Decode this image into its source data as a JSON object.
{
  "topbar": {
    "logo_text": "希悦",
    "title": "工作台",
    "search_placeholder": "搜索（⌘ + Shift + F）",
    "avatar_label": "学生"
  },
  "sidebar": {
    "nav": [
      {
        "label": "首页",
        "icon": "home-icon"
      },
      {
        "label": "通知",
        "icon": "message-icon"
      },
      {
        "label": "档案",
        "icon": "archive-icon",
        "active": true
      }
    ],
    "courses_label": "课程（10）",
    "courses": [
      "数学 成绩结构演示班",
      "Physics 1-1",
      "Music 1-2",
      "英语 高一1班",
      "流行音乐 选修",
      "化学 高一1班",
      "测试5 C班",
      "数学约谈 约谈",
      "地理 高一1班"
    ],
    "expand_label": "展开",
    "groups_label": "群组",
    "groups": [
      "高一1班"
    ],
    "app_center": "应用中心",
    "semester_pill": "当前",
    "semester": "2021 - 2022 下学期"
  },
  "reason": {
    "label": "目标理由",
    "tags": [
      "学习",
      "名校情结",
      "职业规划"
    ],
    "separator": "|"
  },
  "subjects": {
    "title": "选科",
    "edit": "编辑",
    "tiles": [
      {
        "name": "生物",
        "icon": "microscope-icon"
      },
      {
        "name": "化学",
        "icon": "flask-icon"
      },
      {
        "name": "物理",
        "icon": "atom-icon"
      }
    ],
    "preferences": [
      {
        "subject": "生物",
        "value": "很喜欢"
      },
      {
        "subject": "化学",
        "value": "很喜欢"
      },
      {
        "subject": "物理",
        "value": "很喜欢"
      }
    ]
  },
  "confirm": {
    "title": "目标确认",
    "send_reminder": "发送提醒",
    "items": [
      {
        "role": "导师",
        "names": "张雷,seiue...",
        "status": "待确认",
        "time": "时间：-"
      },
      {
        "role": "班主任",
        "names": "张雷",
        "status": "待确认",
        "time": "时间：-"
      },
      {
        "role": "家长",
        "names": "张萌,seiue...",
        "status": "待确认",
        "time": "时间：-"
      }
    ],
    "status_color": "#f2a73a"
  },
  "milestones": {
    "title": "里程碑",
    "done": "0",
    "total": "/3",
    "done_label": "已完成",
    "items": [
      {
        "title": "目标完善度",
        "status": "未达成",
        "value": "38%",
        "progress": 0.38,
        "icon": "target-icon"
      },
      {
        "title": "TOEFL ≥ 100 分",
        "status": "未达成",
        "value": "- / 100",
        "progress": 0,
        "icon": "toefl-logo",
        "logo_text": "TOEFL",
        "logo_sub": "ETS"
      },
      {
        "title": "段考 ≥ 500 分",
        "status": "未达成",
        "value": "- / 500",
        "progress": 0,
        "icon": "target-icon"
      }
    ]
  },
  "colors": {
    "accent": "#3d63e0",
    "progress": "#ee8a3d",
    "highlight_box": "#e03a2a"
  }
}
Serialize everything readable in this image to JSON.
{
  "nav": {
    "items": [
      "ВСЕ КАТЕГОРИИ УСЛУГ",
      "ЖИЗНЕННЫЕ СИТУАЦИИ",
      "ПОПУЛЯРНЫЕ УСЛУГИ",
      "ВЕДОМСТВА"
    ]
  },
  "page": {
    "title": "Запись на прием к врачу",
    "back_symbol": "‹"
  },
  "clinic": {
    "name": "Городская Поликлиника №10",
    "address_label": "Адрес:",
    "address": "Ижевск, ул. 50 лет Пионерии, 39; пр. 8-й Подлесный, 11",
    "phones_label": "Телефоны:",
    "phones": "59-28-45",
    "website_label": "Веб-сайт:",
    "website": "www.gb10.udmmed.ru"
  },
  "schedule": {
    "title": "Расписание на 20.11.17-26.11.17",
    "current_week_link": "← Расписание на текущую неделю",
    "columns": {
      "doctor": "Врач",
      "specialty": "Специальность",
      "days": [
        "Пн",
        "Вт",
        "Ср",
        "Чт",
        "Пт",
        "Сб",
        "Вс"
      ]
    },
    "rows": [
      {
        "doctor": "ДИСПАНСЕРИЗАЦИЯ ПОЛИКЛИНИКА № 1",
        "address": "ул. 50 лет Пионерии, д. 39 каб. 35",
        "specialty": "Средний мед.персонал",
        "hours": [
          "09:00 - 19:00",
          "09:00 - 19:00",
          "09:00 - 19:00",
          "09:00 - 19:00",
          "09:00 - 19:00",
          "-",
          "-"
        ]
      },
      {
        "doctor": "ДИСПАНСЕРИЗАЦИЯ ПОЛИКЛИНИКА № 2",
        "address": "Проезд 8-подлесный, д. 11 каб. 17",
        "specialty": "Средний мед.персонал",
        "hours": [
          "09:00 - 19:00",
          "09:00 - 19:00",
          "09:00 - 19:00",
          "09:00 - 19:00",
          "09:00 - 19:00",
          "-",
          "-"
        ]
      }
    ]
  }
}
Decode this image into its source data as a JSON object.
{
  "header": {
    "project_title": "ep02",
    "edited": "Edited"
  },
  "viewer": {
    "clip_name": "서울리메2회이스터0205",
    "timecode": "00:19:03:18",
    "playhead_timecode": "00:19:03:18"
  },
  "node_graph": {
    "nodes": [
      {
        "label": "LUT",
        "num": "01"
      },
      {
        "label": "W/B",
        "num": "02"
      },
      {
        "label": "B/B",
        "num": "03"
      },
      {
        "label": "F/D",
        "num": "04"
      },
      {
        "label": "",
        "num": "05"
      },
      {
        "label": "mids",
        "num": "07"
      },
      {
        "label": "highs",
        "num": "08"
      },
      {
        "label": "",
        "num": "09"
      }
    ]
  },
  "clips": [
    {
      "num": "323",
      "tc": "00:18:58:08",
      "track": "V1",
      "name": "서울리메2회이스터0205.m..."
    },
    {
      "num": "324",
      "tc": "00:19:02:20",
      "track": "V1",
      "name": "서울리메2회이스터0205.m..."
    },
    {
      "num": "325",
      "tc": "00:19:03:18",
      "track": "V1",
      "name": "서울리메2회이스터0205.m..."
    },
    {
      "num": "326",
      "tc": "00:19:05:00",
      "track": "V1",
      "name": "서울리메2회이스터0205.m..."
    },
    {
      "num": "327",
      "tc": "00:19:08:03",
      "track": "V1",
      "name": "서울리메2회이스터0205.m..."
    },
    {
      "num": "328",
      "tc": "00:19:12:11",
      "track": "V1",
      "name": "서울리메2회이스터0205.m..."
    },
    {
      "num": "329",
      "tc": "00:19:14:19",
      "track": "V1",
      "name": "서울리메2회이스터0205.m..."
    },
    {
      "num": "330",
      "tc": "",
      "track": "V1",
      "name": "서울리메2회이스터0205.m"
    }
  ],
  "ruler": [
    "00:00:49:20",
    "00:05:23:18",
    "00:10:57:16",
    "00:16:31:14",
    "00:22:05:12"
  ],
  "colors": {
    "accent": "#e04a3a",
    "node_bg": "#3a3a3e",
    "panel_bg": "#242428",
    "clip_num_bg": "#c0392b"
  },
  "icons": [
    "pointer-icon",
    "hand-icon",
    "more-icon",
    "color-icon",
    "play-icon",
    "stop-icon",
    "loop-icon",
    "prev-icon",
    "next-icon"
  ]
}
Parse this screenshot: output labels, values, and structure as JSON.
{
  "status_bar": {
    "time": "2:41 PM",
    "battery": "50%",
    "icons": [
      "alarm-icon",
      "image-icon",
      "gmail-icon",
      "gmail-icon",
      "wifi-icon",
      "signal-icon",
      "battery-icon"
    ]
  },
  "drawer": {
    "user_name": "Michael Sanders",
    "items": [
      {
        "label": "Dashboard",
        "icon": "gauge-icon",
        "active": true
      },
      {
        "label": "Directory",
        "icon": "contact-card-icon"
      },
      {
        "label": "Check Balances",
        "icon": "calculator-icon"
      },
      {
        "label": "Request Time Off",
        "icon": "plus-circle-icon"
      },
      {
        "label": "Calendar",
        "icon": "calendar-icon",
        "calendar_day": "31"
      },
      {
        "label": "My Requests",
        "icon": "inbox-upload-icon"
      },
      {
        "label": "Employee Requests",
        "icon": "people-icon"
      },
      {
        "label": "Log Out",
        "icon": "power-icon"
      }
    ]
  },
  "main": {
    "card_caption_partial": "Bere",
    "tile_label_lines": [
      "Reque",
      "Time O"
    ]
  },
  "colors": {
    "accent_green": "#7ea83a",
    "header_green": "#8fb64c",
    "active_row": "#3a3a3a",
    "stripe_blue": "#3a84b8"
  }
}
☆ ☆ ☆ ☆ ☆
Search the preceding listing for the word "names" and pull out every line that holds it.

        "names": "张雷,seiue...",
        "names": "张雷",
        "names": "张萌,seiue...",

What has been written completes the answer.